Report, word for word, every line of the material that contains "signals".

--- Raw records ---

--------------------------------------------------

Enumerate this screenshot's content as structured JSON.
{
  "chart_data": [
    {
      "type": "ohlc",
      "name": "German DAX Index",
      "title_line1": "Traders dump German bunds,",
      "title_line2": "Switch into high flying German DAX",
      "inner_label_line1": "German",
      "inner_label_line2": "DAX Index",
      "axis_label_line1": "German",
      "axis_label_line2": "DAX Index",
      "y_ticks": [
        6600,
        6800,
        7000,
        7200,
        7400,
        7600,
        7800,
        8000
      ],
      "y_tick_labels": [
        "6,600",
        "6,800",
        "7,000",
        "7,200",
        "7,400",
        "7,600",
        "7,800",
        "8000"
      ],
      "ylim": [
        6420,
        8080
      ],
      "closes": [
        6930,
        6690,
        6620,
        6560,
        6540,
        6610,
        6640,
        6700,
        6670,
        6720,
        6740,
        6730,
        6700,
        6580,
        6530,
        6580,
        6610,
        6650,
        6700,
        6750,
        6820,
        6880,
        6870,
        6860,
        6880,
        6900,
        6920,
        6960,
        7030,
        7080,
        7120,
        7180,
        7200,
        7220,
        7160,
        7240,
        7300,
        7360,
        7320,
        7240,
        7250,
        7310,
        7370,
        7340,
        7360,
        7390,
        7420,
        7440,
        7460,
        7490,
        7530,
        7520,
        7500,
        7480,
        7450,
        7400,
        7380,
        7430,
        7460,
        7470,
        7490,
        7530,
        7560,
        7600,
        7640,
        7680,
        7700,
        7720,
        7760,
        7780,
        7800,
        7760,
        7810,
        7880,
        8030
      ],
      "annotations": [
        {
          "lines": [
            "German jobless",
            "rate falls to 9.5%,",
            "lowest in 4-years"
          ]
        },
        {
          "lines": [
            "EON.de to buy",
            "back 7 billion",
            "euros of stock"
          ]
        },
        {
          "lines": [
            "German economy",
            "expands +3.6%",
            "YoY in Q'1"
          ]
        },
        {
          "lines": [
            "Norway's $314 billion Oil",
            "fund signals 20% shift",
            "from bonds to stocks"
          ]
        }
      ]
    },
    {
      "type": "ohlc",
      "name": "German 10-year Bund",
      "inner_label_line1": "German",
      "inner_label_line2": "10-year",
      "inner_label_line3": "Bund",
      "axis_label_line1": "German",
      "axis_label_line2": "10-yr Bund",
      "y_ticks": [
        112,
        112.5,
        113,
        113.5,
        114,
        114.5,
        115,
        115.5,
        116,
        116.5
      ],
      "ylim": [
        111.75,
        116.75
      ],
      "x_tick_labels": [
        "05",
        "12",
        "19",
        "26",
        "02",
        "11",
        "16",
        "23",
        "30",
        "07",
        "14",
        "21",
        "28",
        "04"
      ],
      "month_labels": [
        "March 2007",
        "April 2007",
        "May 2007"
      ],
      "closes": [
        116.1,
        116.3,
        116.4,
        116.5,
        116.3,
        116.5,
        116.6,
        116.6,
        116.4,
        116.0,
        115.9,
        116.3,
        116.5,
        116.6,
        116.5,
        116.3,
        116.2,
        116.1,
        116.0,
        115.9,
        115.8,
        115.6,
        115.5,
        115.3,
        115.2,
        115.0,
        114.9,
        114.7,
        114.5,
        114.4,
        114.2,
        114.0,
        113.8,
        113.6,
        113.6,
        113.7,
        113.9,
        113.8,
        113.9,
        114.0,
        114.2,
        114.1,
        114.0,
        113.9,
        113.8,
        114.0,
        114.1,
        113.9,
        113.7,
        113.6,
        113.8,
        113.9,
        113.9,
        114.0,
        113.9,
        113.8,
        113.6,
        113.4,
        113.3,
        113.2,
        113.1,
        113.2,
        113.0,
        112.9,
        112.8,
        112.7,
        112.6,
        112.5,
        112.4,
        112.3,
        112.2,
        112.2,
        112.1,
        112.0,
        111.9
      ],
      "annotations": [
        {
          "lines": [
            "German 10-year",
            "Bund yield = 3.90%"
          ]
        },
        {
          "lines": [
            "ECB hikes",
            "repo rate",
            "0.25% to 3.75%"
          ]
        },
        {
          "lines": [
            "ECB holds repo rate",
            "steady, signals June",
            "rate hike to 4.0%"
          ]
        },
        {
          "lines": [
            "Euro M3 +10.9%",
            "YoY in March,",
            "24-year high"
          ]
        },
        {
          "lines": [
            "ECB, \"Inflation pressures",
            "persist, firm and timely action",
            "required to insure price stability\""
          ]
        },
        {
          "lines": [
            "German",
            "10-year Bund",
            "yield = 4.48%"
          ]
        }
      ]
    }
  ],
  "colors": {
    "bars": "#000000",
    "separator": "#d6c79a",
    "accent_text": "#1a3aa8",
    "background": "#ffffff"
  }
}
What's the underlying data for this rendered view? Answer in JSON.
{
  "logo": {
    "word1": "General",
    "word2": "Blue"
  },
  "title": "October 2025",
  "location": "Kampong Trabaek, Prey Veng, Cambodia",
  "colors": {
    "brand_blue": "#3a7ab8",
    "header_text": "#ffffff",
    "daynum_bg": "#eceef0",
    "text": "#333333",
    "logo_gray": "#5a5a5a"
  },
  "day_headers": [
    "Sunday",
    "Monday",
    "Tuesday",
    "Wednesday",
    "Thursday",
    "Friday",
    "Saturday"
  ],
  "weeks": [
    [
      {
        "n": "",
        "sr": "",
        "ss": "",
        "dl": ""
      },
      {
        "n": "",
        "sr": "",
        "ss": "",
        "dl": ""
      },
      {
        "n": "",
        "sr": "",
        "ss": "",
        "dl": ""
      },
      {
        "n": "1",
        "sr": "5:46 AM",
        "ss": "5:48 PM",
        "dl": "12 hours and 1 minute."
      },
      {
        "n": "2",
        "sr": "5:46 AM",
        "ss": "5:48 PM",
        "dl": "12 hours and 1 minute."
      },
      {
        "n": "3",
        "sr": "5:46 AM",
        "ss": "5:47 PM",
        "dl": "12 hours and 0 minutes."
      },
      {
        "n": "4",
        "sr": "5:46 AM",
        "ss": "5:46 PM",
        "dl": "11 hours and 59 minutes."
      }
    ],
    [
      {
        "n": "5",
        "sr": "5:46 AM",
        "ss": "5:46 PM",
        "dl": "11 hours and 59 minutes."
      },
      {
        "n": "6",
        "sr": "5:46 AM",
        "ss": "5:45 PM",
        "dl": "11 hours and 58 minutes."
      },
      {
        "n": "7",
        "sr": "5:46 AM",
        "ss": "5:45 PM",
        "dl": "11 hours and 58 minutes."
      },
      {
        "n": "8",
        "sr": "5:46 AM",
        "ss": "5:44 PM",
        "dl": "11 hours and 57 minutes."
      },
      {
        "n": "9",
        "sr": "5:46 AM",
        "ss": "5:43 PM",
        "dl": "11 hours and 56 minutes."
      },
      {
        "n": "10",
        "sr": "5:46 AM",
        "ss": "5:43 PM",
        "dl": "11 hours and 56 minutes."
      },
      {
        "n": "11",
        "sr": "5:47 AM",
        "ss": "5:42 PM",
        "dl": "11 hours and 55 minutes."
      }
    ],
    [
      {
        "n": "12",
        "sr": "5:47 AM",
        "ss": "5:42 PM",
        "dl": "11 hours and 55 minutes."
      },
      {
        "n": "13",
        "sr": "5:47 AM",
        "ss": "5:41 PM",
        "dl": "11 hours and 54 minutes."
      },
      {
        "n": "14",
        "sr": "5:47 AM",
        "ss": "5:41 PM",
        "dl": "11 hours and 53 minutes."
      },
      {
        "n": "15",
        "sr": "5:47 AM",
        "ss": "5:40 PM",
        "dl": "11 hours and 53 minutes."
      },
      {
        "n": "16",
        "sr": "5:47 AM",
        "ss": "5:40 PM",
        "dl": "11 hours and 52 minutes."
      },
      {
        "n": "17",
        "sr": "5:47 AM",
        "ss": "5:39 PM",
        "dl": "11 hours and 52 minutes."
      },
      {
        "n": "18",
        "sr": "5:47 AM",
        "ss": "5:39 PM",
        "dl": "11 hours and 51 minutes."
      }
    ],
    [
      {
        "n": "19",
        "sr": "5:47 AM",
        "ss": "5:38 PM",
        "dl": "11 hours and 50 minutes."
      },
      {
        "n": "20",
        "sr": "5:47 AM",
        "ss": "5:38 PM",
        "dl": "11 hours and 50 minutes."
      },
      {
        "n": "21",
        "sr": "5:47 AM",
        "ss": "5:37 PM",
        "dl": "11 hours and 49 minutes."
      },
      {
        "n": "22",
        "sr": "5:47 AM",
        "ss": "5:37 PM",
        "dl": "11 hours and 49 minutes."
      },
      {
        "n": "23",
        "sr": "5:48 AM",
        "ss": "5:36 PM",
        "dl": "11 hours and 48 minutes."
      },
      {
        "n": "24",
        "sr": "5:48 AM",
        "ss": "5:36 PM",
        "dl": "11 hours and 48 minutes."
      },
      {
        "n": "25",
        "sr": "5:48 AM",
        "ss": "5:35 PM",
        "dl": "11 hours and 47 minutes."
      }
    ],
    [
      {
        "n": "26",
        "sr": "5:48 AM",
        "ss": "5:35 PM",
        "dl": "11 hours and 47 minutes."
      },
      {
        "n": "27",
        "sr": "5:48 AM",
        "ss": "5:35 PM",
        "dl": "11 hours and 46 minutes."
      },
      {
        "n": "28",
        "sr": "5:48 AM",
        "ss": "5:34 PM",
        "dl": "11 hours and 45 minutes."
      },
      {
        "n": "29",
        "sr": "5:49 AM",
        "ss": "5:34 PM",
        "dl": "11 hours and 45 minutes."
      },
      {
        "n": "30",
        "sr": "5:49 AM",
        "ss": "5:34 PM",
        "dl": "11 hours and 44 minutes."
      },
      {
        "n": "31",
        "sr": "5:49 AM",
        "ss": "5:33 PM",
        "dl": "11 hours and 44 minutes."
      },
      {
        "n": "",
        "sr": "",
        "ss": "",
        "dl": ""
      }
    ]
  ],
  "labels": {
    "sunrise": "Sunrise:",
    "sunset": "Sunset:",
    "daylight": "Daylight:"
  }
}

--------------------------------------------------

--- RESPONSE ---
            "fund signals 20% shift",
            "steady, signals June",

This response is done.